Figure record listings:
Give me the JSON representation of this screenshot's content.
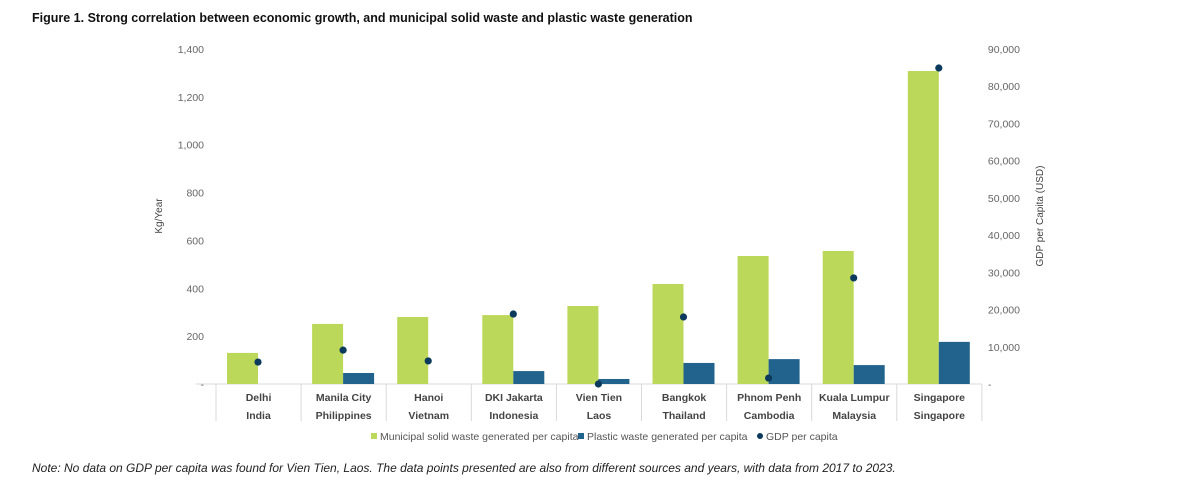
{
  "title": "Figure 1. Strong correlation between economic growth, and municipal solid waste and plastic waste generation",
  "note": "Note: No data on GDP per capita was found for Vien Tien, Laos. The data points presented are also from different sources and years, with data from 2017 to 2023.",
  "chart_data": {
    "type": "bar",
    "title": "Figure 1. Strong correlation between economic growth, and municipal solid waste and plastic waste generation",
    "categories": [
      "Delhi",
      "Manila City",
      "Hanoi",
      "DKI Jakarta",
      "Vien Tien",
      "Bangkok",
      "Phnom Penh",
      "Kuala Lumpur",
      "Singapore"
    ],
    "countries": [
      "India",
      "Philippines",
      "Vietnam",
      "Indonesia",
      "Laos",
      "Thailand",
      "Cambodia",
      "Malaysia",
      "Singapore"
    ],
    "ylabel": "Kg/Year",
    "y2label": "GDP per Capita (USD)",
    "ylim": [
      0,
      1400
    ],
    "y2lim": [
      0,
      90000
    ],
    "yticks": [
      "-",
      "200",
      "400",
      "600",
      "800",
      "1,000",
      "1,200",
      "1,400"
    ],
    "y2ticks": [
      "-",
      "10,000",
      "20,000",
      "30,000",
      "40,000",
      "50,000",
      "60,000",
      "70,000",
      "80,000",
      "90,000"
    ],
    "legend_position": "bottom",
    "series": [
      {
        "name": "Municipal solid waste generated per capita",
        "axis": "left",
        "kind": "bar",
        "color": "#bcd85a",
        "values": [
          130,
          251,
          280,
          288,
          326,
          418,
          535,
          556,
          1308
        ]
      },
      {
        "name": "Plastic waste generated per capita",
        "axis": "left",
        "kind": "bar",
        "color": "#22638e",
        "values": [
          0,
          46,
          0,
          54,
          21,
          88,
          104,
          79,
          176
        ]
      },
      {
        "name": "GDP per capita",
        "axis": "right",
        "kind": "point",
        "color": "#0b3a5c",
        "values": [
          5900,
          9100,
          6200,
          18800,
          0,
          18000,
          1600,
          28500,
          84900
        ]
      }
    ]
  }
}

What is needed
Go over the entries above and say how many lines hold the string "waste", with no other text.

Complete response
4